- _EXERCISE PROMPT_
Pick out every line in the entries below that contains the string "Stuart", matching case exactly, and copy each one.

Begin

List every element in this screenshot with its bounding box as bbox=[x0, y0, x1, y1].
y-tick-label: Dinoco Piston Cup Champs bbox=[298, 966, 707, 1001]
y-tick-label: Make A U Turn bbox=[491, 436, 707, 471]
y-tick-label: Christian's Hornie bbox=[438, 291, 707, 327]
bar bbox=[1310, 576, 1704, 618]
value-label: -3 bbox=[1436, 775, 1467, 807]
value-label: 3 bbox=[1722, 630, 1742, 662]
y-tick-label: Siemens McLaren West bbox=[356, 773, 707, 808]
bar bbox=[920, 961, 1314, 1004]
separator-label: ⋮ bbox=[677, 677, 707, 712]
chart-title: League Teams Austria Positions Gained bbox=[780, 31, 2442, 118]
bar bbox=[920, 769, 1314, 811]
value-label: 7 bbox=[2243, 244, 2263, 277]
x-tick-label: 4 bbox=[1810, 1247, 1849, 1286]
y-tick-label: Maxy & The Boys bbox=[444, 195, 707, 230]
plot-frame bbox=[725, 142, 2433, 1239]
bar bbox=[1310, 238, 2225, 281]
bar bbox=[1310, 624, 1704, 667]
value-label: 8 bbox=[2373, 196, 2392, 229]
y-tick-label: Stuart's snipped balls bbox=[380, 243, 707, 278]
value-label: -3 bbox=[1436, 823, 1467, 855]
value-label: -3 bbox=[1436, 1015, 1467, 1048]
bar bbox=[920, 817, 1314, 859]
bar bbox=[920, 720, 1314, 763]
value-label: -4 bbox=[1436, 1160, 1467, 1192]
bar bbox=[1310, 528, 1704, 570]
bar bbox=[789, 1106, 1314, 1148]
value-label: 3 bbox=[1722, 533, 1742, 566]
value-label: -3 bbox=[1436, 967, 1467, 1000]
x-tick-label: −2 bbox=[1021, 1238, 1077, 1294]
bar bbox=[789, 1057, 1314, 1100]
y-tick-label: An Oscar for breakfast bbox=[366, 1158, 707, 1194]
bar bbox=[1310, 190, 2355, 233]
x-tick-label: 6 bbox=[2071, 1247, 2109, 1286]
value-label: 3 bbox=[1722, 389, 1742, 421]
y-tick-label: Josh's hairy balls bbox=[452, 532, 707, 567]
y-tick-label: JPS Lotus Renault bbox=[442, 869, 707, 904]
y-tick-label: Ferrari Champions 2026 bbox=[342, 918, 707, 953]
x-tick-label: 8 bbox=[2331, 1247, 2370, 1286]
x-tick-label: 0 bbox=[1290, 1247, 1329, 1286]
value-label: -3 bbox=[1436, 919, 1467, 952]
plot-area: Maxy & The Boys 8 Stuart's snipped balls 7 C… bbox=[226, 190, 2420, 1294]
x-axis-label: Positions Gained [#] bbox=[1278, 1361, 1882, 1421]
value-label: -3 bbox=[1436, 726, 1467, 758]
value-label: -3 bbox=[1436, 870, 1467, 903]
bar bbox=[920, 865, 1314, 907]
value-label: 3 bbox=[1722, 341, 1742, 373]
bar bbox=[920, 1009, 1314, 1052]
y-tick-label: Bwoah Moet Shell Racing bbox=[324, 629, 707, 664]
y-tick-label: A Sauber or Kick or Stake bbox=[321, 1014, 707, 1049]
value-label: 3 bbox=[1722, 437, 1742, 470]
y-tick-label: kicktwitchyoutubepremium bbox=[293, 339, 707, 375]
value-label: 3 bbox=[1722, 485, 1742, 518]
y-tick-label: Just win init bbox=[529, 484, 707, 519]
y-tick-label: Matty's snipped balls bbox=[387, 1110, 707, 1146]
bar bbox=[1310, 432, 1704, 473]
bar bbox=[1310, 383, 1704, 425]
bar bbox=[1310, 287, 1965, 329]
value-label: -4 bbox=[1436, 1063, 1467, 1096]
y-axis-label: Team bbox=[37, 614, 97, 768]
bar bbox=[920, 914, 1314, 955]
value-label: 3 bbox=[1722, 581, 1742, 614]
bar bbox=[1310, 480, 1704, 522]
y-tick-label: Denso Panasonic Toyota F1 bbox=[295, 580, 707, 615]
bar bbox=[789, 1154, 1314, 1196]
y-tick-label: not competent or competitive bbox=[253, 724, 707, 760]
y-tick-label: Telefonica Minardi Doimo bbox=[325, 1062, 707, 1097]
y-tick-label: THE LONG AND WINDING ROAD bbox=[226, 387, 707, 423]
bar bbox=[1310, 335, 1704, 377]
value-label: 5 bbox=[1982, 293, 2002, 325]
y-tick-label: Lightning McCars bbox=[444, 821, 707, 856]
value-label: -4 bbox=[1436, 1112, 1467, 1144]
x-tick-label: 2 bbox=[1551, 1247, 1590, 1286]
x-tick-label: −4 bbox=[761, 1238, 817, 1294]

End

- _REPLY_
y-tick-label: Stuart's snipped balls bbox=[380, 243, 707, 278]
plot-area: Maxy & The Boys 8 Stuart's snipped balls 7 C… bbox=[226, 190, 2420, 1294]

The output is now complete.